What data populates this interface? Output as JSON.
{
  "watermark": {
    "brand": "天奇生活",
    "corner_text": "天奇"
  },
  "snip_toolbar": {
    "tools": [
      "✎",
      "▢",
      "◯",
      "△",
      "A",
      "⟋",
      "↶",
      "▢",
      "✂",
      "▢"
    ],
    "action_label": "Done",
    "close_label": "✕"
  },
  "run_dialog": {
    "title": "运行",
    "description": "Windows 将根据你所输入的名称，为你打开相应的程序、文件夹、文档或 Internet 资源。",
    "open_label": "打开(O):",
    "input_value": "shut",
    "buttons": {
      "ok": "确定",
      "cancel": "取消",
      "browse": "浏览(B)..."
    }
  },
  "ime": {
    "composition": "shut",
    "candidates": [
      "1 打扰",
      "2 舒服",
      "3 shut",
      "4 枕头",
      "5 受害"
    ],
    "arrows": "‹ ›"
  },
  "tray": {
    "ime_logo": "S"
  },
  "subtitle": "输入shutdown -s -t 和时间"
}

STATED PROBLEM - Every entry in the listing must be retyped exactly.

PROBLEM SOLUTION -
What data populates this interface? Output as JSON.
{
  "watermark": {
    "brand": "天奇生活",
    "corner_text": "天奇"
  },
  "snip_toolbar": {
    "tools": [
      "✎",
      "▢",
      "◯",
      "△",
      "A",
      "⟋",
      "↶",
      "▢",
      "✂",
      "▢"
    ],
    "action_label": "Done",
    "close_label": "✕"
  },
  "run_dialog": {
    "title": "运行",
    "description": "Windows 将根据你所输入的名称，为你打开相应的程序、文件夹、文档或 Internet 资源。",
    "open_label": "打开(O):",
    "input_value": "shut",
    "buttons": {
      "ok": "确定",
      "cancel": "取消",
      "browse": "浏览(B)..."
    }
  },
  "ime": {
    "composition": "shut",
    "candidates": [
      "1 打扰",
      "2 舒服",
      "3 shut",
      "4 枕头",
      "5 受害"
    ],
    "arrows": "‹ ›"
  },
  "tray": {
    "ime_logo": "S"
  },
  "subtitle": "输入shutdown -s -t 和时间"
}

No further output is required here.